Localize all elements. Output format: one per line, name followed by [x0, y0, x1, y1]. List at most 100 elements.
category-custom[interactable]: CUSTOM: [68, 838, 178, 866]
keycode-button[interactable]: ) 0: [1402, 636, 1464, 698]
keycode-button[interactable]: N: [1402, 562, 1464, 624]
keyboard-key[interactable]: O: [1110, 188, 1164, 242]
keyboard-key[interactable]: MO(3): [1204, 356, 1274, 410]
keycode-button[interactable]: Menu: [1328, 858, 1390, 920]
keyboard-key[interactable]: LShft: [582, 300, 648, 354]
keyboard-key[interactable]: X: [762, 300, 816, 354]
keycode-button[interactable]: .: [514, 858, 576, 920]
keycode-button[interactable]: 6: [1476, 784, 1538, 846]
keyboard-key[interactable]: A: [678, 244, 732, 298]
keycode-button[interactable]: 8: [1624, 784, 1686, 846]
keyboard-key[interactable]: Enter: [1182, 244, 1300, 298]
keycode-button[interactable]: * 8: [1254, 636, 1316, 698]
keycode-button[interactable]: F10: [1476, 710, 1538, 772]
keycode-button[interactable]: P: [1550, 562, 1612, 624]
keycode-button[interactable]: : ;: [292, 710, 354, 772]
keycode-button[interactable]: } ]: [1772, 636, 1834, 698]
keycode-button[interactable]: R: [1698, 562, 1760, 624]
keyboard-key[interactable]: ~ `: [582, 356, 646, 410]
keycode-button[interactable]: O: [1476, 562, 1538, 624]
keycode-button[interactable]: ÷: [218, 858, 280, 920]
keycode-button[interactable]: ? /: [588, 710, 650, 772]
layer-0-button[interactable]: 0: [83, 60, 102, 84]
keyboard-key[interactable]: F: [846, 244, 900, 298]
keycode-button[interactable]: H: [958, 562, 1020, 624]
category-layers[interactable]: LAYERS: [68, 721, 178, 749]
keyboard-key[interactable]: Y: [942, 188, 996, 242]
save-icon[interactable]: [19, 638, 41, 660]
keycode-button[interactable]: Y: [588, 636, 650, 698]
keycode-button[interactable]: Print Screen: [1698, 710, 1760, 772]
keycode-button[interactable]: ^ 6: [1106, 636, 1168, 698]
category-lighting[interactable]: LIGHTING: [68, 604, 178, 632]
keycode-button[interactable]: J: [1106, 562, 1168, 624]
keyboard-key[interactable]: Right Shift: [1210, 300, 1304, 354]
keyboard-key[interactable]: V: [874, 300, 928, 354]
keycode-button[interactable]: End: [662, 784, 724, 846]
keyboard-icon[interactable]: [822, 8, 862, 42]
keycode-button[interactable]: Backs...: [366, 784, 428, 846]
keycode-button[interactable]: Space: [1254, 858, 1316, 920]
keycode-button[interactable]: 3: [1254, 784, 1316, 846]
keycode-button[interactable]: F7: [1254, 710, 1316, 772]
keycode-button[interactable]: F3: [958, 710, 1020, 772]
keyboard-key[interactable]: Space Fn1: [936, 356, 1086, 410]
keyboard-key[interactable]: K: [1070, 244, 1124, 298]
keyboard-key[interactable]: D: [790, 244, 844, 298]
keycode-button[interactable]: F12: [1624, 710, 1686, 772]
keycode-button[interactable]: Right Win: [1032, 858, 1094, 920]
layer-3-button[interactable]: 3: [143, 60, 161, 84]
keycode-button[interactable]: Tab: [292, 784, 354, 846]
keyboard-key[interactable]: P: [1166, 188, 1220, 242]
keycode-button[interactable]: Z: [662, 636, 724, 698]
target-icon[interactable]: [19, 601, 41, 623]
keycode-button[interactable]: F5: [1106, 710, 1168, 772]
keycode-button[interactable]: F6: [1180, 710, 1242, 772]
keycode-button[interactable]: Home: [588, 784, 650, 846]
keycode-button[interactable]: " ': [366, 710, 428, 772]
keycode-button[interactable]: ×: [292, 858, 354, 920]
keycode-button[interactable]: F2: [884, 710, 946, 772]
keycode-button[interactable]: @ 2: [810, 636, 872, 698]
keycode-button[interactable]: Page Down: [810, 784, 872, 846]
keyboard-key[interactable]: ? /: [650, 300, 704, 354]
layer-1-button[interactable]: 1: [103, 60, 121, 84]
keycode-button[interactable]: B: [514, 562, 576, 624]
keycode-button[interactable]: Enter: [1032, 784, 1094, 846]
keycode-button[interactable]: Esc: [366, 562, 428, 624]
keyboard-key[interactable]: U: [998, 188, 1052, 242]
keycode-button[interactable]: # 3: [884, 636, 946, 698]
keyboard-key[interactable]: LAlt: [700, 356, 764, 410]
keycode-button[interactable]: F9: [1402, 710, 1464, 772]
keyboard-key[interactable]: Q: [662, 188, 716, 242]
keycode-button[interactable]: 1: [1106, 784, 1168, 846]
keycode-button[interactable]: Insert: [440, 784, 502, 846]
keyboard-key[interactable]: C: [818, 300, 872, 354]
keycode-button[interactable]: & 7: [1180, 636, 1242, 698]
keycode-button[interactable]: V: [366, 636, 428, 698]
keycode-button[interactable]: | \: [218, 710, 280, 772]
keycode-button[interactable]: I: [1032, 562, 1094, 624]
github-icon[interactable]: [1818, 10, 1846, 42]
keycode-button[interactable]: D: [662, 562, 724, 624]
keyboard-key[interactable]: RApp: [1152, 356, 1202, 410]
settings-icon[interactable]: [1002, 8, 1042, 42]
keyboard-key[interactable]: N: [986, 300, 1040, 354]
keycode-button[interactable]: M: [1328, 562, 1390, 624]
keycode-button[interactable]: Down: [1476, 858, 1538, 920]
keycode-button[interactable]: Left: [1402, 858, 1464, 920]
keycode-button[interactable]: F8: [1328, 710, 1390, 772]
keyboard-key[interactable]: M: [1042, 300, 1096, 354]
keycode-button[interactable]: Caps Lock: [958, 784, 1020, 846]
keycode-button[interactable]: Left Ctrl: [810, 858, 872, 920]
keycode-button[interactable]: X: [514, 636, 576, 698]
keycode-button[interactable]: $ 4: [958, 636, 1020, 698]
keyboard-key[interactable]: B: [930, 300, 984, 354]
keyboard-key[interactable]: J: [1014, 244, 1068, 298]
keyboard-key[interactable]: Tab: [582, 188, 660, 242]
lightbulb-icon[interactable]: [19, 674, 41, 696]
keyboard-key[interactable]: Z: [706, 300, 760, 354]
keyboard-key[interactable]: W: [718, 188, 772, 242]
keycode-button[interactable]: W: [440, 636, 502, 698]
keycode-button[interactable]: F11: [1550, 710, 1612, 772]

* * *

__Problem requirements__. Rewrite everything from the start of the rows down to the line containing "keyboard-key[interactable]: X: [762, 300, 816, 354]", with "keycode-button" changed to "keymap-button" and nothing else altered.

__Answer to this exercise__.
Localize all elements. Output format: one per line, name followed by [x0, y0, x1, y1]. List at most 100 elements.
category-custom[interactable]: CUSTOM: [68, 838, 178, 866]
keymap-button[interactable]: ) 0: [1402, 636, 1464, 698]
keymap-button[interactable]: N: [1402, 562, 1464, 624]
keyboard-key[interactable]: O: [1110, 188, 1164, 242]
keyboard-key[interactable]: MO(3): [1204, 356, 1274, 410]
keymap-button[interactable]: Menu: [1328, 858, 1390, 920]
keyboard-key[interactable]: LShft: [582, 300, 648, 354]
keyboard-key[interactable]: X: [762, 300, 816, 354]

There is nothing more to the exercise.